── The input

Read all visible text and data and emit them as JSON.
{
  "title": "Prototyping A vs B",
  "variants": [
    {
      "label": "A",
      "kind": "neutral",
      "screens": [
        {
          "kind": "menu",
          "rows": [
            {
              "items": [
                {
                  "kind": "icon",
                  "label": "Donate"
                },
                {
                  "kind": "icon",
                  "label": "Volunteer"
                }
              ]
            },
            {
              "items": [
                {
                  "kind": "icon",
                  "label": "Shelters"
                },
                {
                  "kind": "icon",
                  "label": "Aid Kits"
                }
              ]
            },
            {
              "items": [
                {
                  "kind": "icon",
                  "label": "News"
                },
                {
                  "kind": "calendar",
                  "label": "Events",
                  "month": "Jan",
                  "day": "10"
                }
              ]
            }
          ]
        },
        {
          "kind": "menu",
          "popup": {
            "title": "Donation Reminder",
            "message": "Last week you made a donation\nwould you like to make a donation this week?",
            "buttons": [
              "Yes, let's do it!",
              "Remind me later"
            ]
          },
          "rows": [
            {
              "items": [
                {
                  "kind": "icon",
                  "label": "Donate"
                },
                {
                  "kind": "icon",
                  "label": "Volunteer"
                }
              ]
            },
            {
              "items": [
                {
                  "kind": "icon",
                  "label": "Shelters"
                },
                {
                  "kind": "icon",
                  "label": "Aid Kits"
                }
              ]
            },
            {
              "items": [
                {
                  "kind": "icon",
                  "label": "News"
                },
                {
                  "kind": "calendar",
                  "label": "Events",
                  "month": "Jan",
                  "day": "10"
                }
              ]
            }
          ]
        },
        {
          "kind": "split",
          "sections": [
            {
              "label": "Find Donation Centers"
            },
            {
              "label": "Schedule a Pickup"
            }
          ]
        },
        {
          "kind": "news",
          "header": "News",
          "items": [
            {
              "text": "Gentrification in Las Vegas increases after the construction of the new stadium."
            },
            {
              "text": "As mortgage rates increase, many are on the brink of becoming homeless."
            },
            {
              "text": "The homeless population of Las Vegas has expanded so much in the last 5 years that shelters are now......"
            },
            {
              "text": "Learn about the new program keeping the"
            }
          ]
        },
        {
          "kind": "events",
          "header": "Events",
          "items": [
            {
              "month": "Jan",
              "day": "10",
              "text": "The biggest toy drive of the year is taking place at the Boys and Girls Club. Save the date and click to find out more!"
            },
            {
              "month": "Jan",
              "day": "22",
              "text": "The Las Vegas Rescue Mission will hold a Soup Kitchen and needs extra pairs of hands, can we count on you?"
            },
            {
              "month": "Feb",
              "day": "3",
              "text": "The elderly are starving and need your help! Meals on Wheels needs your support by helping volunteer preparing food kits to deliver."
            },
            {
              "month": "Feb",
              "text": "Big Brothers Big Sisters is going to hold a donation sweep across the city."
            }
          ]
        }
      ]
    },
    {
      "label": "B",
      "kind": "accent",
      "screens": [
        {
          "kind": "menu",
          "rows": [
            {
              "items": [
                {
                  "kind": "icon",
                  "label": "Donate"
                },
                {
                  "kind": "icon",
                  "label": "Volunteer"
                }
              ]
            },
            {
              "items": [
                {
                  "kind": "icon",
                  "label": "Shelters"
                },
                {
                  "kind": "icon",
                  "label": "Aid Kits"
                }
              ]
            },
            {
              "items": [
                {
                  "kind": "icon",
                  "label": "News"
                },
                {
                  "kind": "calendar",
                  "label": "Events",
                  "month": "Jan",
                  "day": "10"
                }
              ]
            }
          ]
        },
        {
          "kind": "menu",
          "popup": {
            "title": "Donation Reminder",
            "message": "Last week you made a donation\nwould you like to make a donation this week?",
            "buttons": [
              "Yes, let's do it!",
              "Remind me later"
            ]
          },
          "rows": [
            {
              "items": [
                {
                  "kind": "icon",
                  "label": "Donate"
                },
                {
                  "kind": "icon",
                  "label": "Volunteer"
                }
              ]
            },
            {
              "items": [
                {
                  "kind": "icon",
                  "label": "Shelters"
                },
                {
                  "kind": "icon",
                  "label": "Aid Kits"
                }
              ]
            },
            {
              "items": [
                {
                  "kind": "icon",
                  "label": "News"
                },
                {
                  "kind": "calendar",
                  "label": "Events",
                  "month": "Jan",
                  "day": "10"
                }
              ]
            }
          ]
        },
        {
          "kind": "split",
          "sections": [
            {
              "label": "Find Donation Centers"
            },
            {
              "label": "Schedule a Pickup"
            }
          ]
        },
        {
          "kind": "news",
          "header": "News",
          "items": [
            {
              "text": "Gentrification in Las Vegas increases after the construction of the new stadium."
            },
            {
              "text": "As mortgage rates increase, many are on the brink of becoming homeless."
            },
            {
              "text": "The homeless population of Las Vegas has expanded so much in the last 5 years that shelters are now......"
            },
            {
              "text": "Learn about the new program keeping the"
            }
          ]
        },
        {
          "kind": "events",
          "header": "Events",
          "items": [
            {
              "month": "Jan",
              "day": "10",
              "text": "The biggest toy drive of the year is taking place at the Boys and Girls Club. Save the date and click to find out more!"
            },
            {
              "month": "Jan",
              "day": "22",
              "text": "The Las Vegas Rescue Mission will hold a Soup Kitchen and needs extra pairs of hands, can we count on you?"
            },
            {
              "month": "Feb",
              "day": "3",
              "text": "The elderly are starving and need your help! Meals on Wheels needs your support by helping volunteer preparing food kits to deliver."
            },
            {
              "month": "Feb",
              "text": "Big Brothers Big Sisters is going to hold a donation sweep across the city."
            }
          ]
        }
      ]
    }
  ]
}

────

▶ [Written task]
All of the entries should be written out again exactly.

▶ [Result]
Read all visible text and data and emit them as JSON.
{
  "title": "Prototyping A vs B",
  "variants": [
    {
      "label": "A",
      "kind": "neutral",
      "screens": [
        {
          "kind": "menu",
          "rows": [
            {
              "items": [
                {
                  "kind": "icon",
                  "label": "Donate"
                },
                {
                  "kind": "icon",
                  "label": "Volunteer"
                }
              ]
            },
            {
              "items": [
                {
                  "kind": "icon",
                  "label": "Shelters"
                },
                {
                  "kind": "icon",
                  "label": "Aid Kits"
                }
              ]
            },
            {
              "items": [
                {
                  "kind": "icon",
                  "label": "News"
                },
                {
                  "kind": "calendar",
                  "label": "Events",
                  "month": "Jan",
                  "day": "10"
                }
              ]
            }
          ]
        },
        {
          "kind": "menu",
          "popup": {
            "title": "Donation Reminder",
            "message": "Last week you made a donation\nwould you like to make a donation this week?",
            "buttons": [
              "Yes, let's do it!",
              "Remind me later"
            ]
          },
          "rows": [
            {
              "items": [
                {
                  "kind": "icon",
                  "label": "Donate"
                },
                {
                  "kind": "icon",
                  "label": "Volunteer"
                }
              ]
            },
            {
              "items": [
                {
                  "kind": "icon",
                  "label": "Shelters"
                },
                {
                  "kind": "icon",
                  "label": "Aid Kits"
                }
              ]
            },
            {
              "items": [
                {
                  "kind": "icon",
                  "label": "News"
                },
                {
                  "kind": "calendar",
                  "label": "Events",
                  "month": "Jan",
                  "day": "10"
                }
              ]
            }
          ]
        },
        {
          "kind": "split",
          "sections": [
            {
              "label": "Find Donation Centers"
            },
            {
              "label": "Schedule a Pickup"
            }
          ]
        },
        {
          "kind": "news",
          "header": "News",
          "items": [
            {
              "text": "Gentrification in Las Vegas increases after the construction of the new stadium."
            },
            {
              "text": "As mortgage rates increase, many are on the brink of becoming homeless."
            },
            {
              "text": "The homeless population of Las Vegas has expanded so much in the last 5 years that shelters are now......"
            },
            {
              "text": "Learn about the new program keeping the"
            }
          ]
        },
        {
          "kind": "events",
          "header": "Events",
          "items": [
            {
              "month": "Jan",
              "day": "10",
              "text": "The biggest toy drive of the year is taking place at the Boys and Girls Club. Save the date and click to find out more!"
            },
            {
              "month": "Jan",
              "day": "22",
              "text": "The Las Vegas Rescue Mission will hold a Soup Kitchen and needs extra pairs of hands, can we count on you?"
            },
            {
              "month": "Feb",
              "day": "3",
              "text": "The elderly are starving and need your help! Meals on Wheels needs your support by helping volunteer preparing food kits to deliver."
            },
            {
              "month": "Feb",
              "text": "Big Brothers Big Sisters is going to hold a donation sweep across the city."
            }
          ]
        }
      ]
    },
    {
      "label": "B",
      "kind": "accent",
      "screens": [
        {
          "kind": "menu",
          "rows": [
            {
              "items": [
                {
                  "kind": "icon",
                  "label": "Donate"
                },
                {
                  "kind": "icon",
                  "label": "Volunteer"
                }
              ]
            },
            {
              "items": [
                {
                  "kind": "icon",
                  "label": "Shelters"
                },
                {
                  "kind": "icon",
                  "label": "Aid Kits"
                }
              ]
            },
            {
              "items": [
                {
                  "kind": "icon",
                  "label": "News"
                },
                {
                  "kind": "calendar",
                  "label": "Events",
                  "month": "Jan",
                  "day": "10"
                }
              ]
            }
          ]
        },
        {
          "kind": "menu",
          "popup": {
            "title": "Donation Reminder",
            "message": "Last week you made a donation\nwould you like to make a donation this week?",
            "buttons": [
              "Yes, let's do it!",
              "Remind me later"
            ]
          },
          "rows": [
            {
              "items": [
                {
                  "kind": "icon",
                  "label": "Donate"
                },
                {
                  "kind": "icon",
                  "label": "Volunteer"
                }
              ]
            },
            {
              "items": [
                {
                  "kind": "icon",
                  "label": "Shelters"
                },
                {
                  "kind": "icon",
                  "label": "Aid Kits"
                }
              ]
            },
            {
              "items": [
                {
                  "kind": "icon",
                  "label": "News"
                },
                {
                  "kind": "calendar",
                  "label": "Events",
                  "month": "Jan",
                  "day": "10"
                }
              ]
            }
          ]
        },
        {
          "kind": "split",
          "sections": [
            {
              "label": "Find Donation Centers"
            },
            {
              "label": "Schedule a Pickup"
            }
          ]
        },
        {
          "kind": "news",
          "header": "News",
          "items": [
            {
              "text": "Gentrification in Las Vegas increases after the construction of the new stadium."
            },
            {
              "text": "As mortgage rates increase, many are on the brink of becoming homeless."
            },
            {
              "text": "The homeless population of Las Vegas has expanded so much in the last 5 years that shelters are now......"
            },
            {
              "text": "Learn about the new program keeping the"
            }
          ]
        },
        {
          "kind": "events",
          "header": "Events",
          "items": [
            {
              "month": "Jan",
              "day": "10",
              "text": "The biggest toy drive of the year is taking place at the Boys and Girls Club. Save the date and click to find out more!"
            },
            {
              "month": "Jan",
              "day": "22",
              "text": "The Las Vegas Rescue Mission will hold a Soup Kitchen and needs extra pairs of hands, can we count on you?"
            },
            {
              "month": "Feb",
              "day": "3",
              "text": "The elderly are starving and need your help! Meals on Wheels needs your support by helping volunteer preparing food kits to deliver."
            },
            {
              "month": "Feb",
              "text": "Big Brothers Big Sisters is going to hold a donation sweep across the city."
            }
          ]
        }
      ]
    }
  ]
}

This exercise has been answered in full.